### EXERCISE BRIEF
Write out all of the entries exactly as given.
☆ ☆ ☆ ☆
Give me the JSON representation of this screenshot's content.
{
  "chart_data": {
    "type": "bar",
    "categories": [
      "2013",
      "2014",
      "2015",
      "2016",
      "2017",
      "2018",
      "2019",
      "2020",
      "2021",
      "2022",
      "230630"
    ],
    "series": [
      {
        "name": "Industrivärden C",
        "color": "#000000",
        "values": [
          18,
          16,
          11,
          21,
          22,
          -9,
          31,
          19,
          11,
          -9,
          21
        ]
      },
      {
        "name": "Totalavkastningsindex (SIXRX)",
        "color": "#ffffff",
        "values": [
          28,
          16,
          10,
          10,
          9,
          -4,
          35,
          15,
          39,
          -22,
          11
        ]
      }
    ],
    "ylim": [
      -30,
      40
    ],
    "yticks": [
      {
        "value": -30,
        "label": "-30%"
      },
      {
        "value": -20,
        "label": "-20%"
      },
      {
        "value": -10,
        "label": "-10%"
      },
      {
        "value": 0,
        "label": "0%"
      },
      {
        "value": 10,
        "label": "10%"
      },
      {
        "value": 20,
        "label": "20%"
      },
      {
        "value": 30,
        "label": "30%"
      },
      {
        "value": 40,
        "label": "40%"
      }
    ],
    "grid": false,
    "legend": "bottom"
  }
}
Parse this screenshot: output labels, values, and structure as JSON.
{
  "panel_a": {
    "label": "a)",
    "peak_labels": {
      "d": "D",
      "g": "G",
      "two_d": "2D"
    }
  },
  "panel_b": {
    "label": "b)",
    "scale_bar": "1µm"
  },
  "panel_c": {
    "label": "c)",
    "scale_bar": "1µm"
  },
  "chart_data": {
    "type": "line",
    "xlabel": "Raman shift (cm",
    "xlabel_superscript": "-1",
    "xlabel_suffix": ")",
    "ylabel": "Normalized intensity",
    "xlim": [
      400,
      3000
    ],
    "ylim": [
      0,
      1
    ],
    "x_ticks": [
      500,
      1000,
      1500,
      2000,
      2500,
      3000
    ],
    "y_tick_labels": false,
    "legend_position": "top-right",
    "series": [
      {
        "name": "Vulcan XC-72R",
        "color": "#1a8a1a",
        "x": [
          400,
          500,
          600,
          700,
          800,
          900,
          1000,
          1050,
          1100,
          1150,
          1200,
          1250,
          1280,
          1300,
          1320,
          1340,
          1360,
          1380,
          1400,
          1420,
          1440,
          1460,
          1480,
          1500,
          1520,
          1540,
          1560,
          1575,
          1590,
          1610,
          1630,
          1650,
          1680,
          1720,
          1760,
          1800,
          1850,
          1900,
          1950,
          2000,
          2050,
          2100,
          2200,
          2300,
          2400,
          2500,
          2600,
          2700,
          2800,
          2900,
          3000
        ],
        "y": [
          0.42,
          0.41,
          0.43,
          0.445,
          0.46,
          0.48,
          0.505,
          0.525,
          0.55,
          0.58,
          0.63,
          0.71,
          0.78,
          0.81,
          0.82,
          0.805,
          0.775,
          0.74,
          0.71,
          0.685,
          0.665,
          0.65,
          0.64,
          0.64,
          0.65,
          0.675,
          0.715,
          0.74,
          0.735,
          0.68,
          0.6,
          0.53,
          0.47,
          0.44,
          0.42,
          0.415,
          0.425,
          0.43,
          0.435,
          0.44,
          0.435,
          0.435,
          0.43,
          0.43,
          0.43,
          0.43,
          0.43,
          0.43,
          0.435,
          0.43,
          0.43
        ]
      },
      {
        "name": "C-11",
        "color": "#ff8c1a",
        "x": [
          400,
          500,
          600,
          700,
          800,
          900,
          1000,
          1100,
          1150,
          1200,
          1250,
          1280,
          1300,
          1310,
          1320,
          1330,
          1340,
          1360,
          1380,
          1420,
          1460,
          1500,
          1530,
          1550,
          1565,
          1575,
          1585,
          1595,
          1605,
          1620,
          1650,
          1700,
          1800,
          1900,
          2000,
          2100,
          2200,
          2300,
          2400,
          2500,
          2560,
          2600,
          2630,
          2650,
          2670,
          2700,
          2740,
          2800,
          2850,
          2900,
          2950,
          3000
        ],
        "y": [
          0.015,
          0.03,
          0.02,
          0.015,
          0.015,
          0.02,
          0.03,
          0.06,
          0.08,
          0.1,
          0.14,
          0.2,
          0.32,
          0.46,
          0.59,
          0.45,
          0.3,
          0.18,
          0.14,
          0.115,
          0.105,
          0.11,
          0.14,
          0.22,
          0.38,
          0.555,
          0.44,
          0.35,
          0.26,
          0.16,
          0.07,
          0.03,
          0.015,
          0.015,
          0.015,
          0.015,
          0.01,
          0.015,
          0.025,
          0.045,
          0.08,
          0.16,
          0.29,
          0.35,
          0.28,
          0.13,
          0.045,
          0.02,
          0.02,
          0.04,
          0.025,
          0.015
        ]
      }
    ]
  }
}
☆ ☆ ☆ ☆
### WRITTEN SOLUTION
Give me the JSON representation of this screenshot's content.
{
  "chart_data": {
    "type": "bar",
    "categories": [
      "2013",
      "2014",
      "2015",
      "2016",
      "2017",
      "2018",
      "2019",
      "2020",
      "2021",
      "2022",
      "230630"
    ],
    "series": [
      {
        "name": "Industrivärden C",
        "color": "#000000",
        "values": [
          18,
          16,
          11,
          21,
          22,
          -9,
          31,
          19,
          11,
          -9,
          21
        ]
      },
      {
        "name": "Totalavkastningsindex (SIXRX)",
        "color": "#ffffff",
        "values": [
          28,
          16,
          10,
          10,
          9,
          -4,
          35,
          15,
          39,
          -22,
          11
        ]
      }
    ],
    "ylim": [
      -30,
      40
    ],
    "yticks": [
      {
        "value": -30,
        "label": "-30%"
      },
      {
        "value": -20,
        "label": "-20%"
      },
      {
        "value": -10,
        "label": "-10%"
      },
      {
        "value": 0,
        "label": "0%"
      },
      {
        "value": 10,
        "label": "10%"
      },
      {
        "value": 20,
        "label": "20%"
      },
      {
        "value": 30,
        "label": "30%"
      },
      {
        "value": 40,
        "label": "40%"
      }
    ],
    "grid": false,
    "legend": "bottom"
  }
}
Parse this screenshot: output labels, values, and structure as JSON.
{
  "panel_a": {
    "label": "a)",
    "peak_labels": {
      "d": "D",
      "g": "G",
      "two_d": "2D"
    }
  },
  "panel_b": {
    "label": "b)",
    "scale_bar": "1µm"
  },
  "panel_c": {
    "label": "c)",
    "scale_bar": "1µm"
  },
  "chart_data": {
    "type": "line",
    "xlabel": "Raman shift (cm",
    "xlabel_superscript": "-1",
    "xlabel_suffix": ")",
    "ylabel": "Normalized intensity",
    "xlim": [
      400,
      3000
    ],
    "ylim": [
      0,
      1
    ],
    "x_ticks": [
      500,
      1000,
      1500,
      2000,
      2500,
      3000
    ],
    "y_tick_labels": false,
    "legend_position": "top-right",
    "series": [
      {
        "name": "Vulcan XC-72R",
        "color": "#1a8a1a",
        "x": [
          400,
          500,
          600,
          700,
          800,
          900,
          1000,
          1050,
          1100,
          1150,
          1200,
          1250,
          1280,
          1300,
          1320,
          1340,
          1360,
          1380,
          1400,
          1420,
          1440,
          1460,
          1480,
          1500,
          1520,
          1540,
          1560,
          1575,
          1590,
          1610,
          1630,
          1650,
          1680,
          1720,
          1760,
          1800,
          1850,
          1900,
          1950,
          2000,
          2050,
          2100,
          2200,
          2300,
          2400,
          2500,
          2600,
          2700,
          2800,
          2900,
          3000
        ],
        "y": [
          0.42,
          0.41,
          0.43,
          0.445,
          0.46,
          0.48,
          0.505,
          0.525,
          0.55,
          0.58,
          0.63,
          0.71,
          0.78,
          0.81,
          0.82,
          0.805,
          0.775,
          0.74,
          0.71,
          0.685,
          0.665,
          0.65,
          0.64,
          0.64,
          0.65,
          0.675,
          0.715,
          0.74,
          0.735,
          0.68,
          0.6,
          0.53,
          0.47,
          0.44,
          0.42,
          0.415,
          0.425,
          0.43,
          0.435,
          0.44,
          0.435,
          0.435,
          0.43,
          0.43,
          0.43,
          0.43,
          0.43,
          0.43,
          0.435,
          0.43,
          0.43
        ]
      },
      {
        "name": "C-11",
        "color": "#ff8c1a",
        "x": [
          400,
          500,
          600,
          700,
          800,
          900,
          1000,
          1100,
          1150,
          1200,
          1250,
          1280,
          1300,
          1310,
          1320,
          1330,
          1340,
          1360,
          1380,
          1420,
          1460,
          1500,
          1530,
          1550,
          1565,
          1575,
          1585,
          1595,
          1605,
          1620,
          1650,
          1700,
          1800,
          1900,
          2000,
          2100,
          2200,
          2300,
          2400,
          2500,
          2560,
          2600,
          2630,
          2650,
          2670,
          2700,
          2740,
          2800,
          2850,
          2900,
          2950,
          3000
        ],
        "y": [
          0.015,
          0.03,
          0.02,
          0.015,
          0.015,
          0.02,
          0.03,
          0.06,
          0.08,
          0.1,
          0.14,
          0.2,
          0.32,
          0.46,
          0.59,
          0.45,
          0.3,
          0.18,
          0.14,
          0.115,
          0.105,
          0.11,
          0.14,
          0.22,
          0.38,
          0.555,
          0.44,
          0.35,
          0.26,
          0.16,
          0.07,
          0.03,
          0.015,
          0.015,
          0.015,
          0.015,
          0.01,
          0.015,
          0.025,
          0.045,
          0.08,
          0.16,
          0.29,
          0.35,
          0.28,
          0.13,
          0.045,
          0.02,
          0.02,
          0.04,
          0.025,
          0.015
        ]
      }
    ]
  }
}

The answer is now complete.